[begin Given information]

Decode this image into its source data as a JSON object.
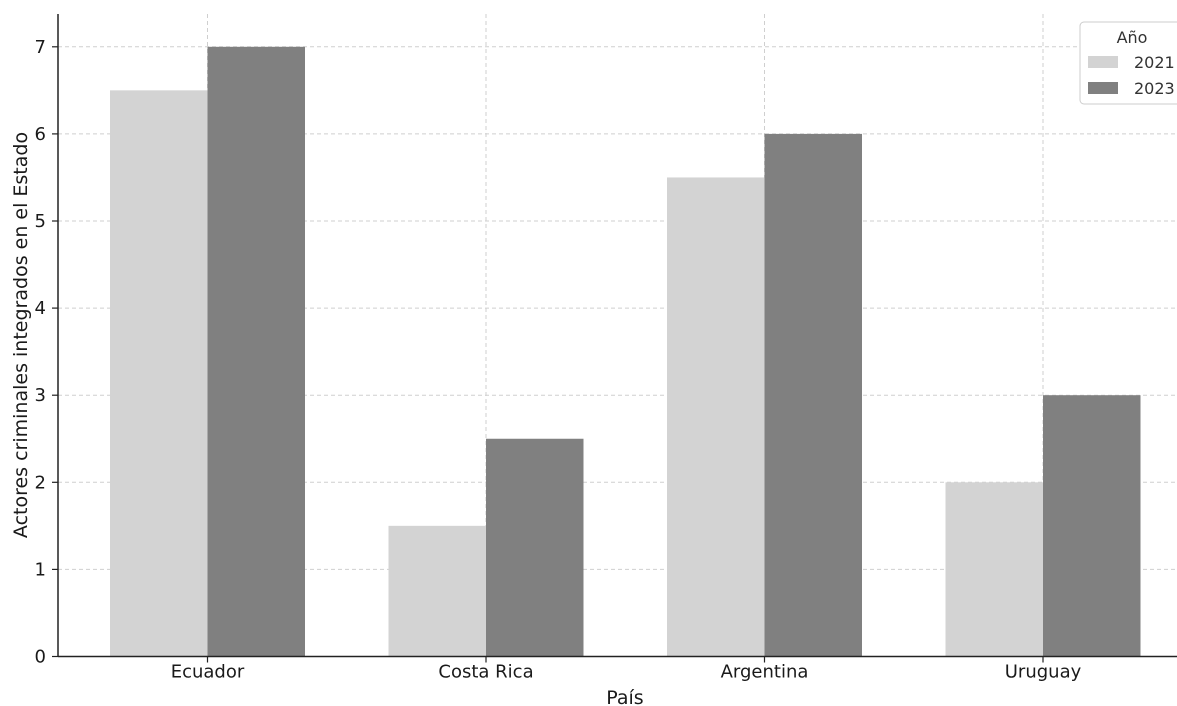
{
  "chart_data": {
    "type": "bar",
    "title": "",
    "xlabel": "País",
    "ylabel": "Actores criminales integrados en el Estado",
    "categories": [
      "Ecuador",
      "Costa Rica",
      "Argentina",
      "Uruguay"
    ],
    "series": [
      {
        "name": "2021",
        "values": [
          6.5,
          1.5,
          5.5,
          2.0
        ],
        "color": "#d3d3d3"
      },
      {
        "name": "2023",
        "values": [
          7.0,
          2.5,
          6.0,
          3.0
        ],
        "color": "#808080"
      }
    ],
    "yticks": [
      "0",
      "1",
      "2",
      "3",
      "4",
      "5",
      "6",
      "7"
    ],
    "ylim": [
      0,
      7.35
    ],
    "grid": true,
    "legend": {
      "title": "Año",
      "position": "top-right"
    }
  }
}
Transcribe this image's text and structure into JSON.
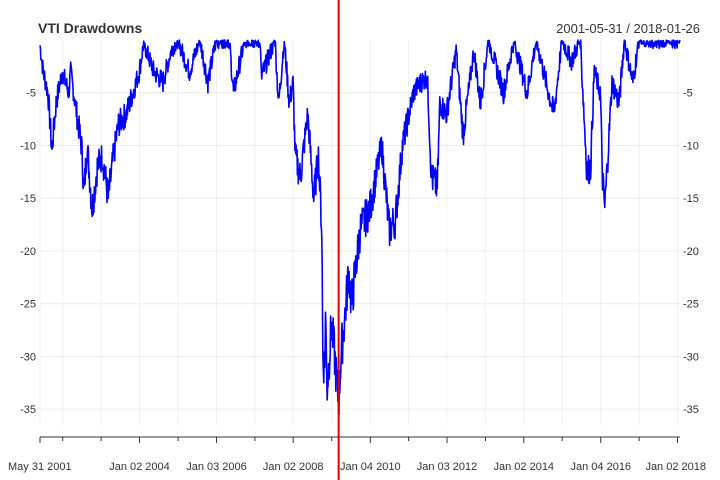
{
  "header": {
    "title": "VTI Drawdowns",
    "date_range": "2001-05-31 / 2018-01-26"
  },
  "chart_data": {
    "type": "line",
    "title": "VTI Drawdowns",
    "xlabel": "",
    "ylabel": "",
    "ylim": [
      -36.5,
      0
    ],
    "yticks": [
      -5,
      -10,
      -15,
      -20,
      -25,
      -30,
      -35
    ],
    "xlim": [
      "2001-05-31",
      "2018-01-26"
    ],
    "xtick_labels": [
      {
        "date": "2001-05-31",
        "label": "May 31 2001"
      },
      {
        "date": "2004-01-02",
        "label": "Jan 02 2004"
      },
      {
        "date": "2006-01-03",
        "label": "Jan 03 2006"
      },
      {
        "date": "2008-01-02",
        "label": "Jan 02 2008"
      },
      {
        "date": "2010-01-04",
        "label": "Jan 04 2010"
      },
      {
        "date": "2012-01-03",
        "label": "Jan 03 2012"
      },
      {
        "date": "2014-01-02",
        "label": "Jan 02 2014"
      },
      {
        "date": "2016-01-04",
        "label": "Jan 04 2016"
      },
      {
        "date": "2018-01-02",
        "label": "Jan 02 2018"
      }
    ],
    "minor_ticks": [
      "2002-01-02",
      "2003-01-02",
      "2005-01-03",
      "2007-01-03",
      "2009-01-02",
      "2011-01-03",
      "2013-01-02",
      "2015-01-02",
      "2017-01-03"
    ],
    "event_line": {
      "date": "2009-03-09",
      "color": "#e00000"
    },
    "grid": true,
    "series": [
      {
        "color": "#0000ff",
        "points": [
          [
            "2001-05-31",
            -0.5
          ],
          [
            "2001-06-30",
            -3
          ],
          [
            "2001-08-15",
            -5
          ],
          [
            "2001-09-21",
            -10.5
          ],
          [
            "2001-10-31",
            -6
          ],
          [
            "2001-12-28",
            -3
          ],
          [
            "2002-02-28",
            -5
          ],
          [
            "2002-03-19",
            -3
          ],
          [
            "2002-05-15",
            -7
          ],
          [
            "2002-06-30",
            -10
          ],
          [
            "2002-07-23",
            -14.5
          ],
          [
            "2002-08-22",
            -10
          ],
          [
            "2002-10-09",
            -16
          ],
          [
            "2002-11-27",
            -12
          ],
          [
            "2003-01-14",
            -11
          ],
          [
            "2003-03-11",
            -15
          ],
          [
            "2003-04-30",
            -11
          ],
          [
            "2003-06-16",
            -8
          ],
          [
            "2003-08-29",
            -7
          ],
          [
            "2003-10-31",
            -5
          ],
          [
            "2003-12-31",
            -3
          ],
          [
            "2004-02-11",
            -0.3
          ],
          [
            "2004-05-17",
            -3
          ],
          [
            "2004-08-12",
            -4
          ],
          [
            "2004-10-29",
            -1
          ],
          [
            "2004-12-30",
            0
          ],
          [
            "2005-04-20",
            -3
          ],
          [
            "2005-07-29",
            0
          ],
          [
            "2005-10-13",
            -4
          ],
          [
            "2005-12-30",
            0
          ],
          [
            "2006-05-05",
            0
          ],
          [
            "2006-06-13",
            -5
          ],
          [
            "2006-09-29",
            0
          ],
          [
            "2007-02-20",
            0
          ],
          [
            "2007-03-05",
            -3.5
          ],
          [
            "2007-07-13",
            0
          ],
          [
            "2007-08-16",
            -6
          ],
          [
            "2007-10-09",
            0
          ],
          [
            "2007-11-26",
            -6
          ],
          [
            "2007-12-31",
            -4
          ],
          [
            "2008-01-22",
            -11
          ],
          [
            "2008-03-10",
            -13
          ],
          [
            "2008-05-19",
            -7
          ],
          [
            "2008-07-15",
            -15
          ],
          [
            "2008-08-29",
            -11
          ],
          [
            "2008-09-30",
            -18
          ],
          [
            "2008-10-10",
            -30
          ],
          [
            "2008-10-27",
            -31
          ],
          [
            "2008-11-04",
            -26
          ],
          [
            "2008-11-20",
            -33
          ],
          [
            "2008-12-31",
            -27
          ],
          [
            "2009-01-30",
            -30
          ],
          [
            "2009-03-09",
            -34.5
          ],
          [
            "2009-03-31",
            -30
          ],
          [
            "2009-04-30",
            -27
          ],
          [
            "2009-06-12",
            -22
          ],
          [
            "2009-07-10",
            -25
          ],
          [
            "2009-09-30",
            -18
          ],
          [
            "2009-12-31",
            -16
          ],
          [
            "2010-04-23",
            -10
          ],
          [
            "2010-07-02",
            -18
          ],
          [
            "2010-08-31",
            -17
          ],
          [
            "2010-11-05",
            -10
          ],
          [
            "2011-02-18",
            -5
          ],
          [
            "2011-04-29",
            -4
          ],
          [
            "2011-06-30",
            -3.5
          ],
          [
            "2011-08-08",
            -13
          ],
          [
            "2011-10-03",
            -14
          ],
          [
            "2011-10-27",
            -6
          ],
          [
            "2011-12-30",
            -7
          ],
          [
            "2012-03-30",
            -1
          ],
          [
            "2012-06-04",
            -9
          ],
          [
            "2012-09-14",
            -1
          ],
          [
            "2012-11-15",
            -6
          ],
          [
            "2013-01-31",
            0
          ],
          [
            "2013-06-24",
            -5
          ],
          [
            "2013-09-30",
            0
          ],
          [
            "2014-02-03",
            -5
          ],
          [
            "2014-04-30",
            0
          ],
          [
            "2014-08-01",
            -4
          ],
          [
            "2014-10-15",
            -7
          ],
          [
            "2014-12-31",
            0
          ],
          [
            "2015-03-31",
            -2
          ],
          [
            "2015-06-23",
            0
          ],
          [
            "2015-08-25",
            -12.5
          ],
          [
            "2015-09-29",
            -12
          ],
          [
            "2015-11-03",
            -3
          ],
          [
            "2015-12-31",
            -5
          ],
          [
            "2016-01-20",
            -13
          ],
          [
            "2016-02-11",
            -16
          ],
          [
            "2016-04-20",
            -4
          ],
          [
            "2016-06-27",
            -6
          ],
          [
            "2016-08-15",
            0
          ],
          [
            "2016-11-04",
            -4
          ],
          [
            "2016-12-30",
            0
          ],
          [
            "2017-06-30",
            0
          ],
          [
            "2018-01-26",
            0
          ]
        ]
      }
    ]
  }
}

[end Given information]

**Task goal**. List each line of the entries that holds the string "this".

**Written solution**.
Decode this image into its source data as a JSON object.
Transcribe this image's text and structure into JSON.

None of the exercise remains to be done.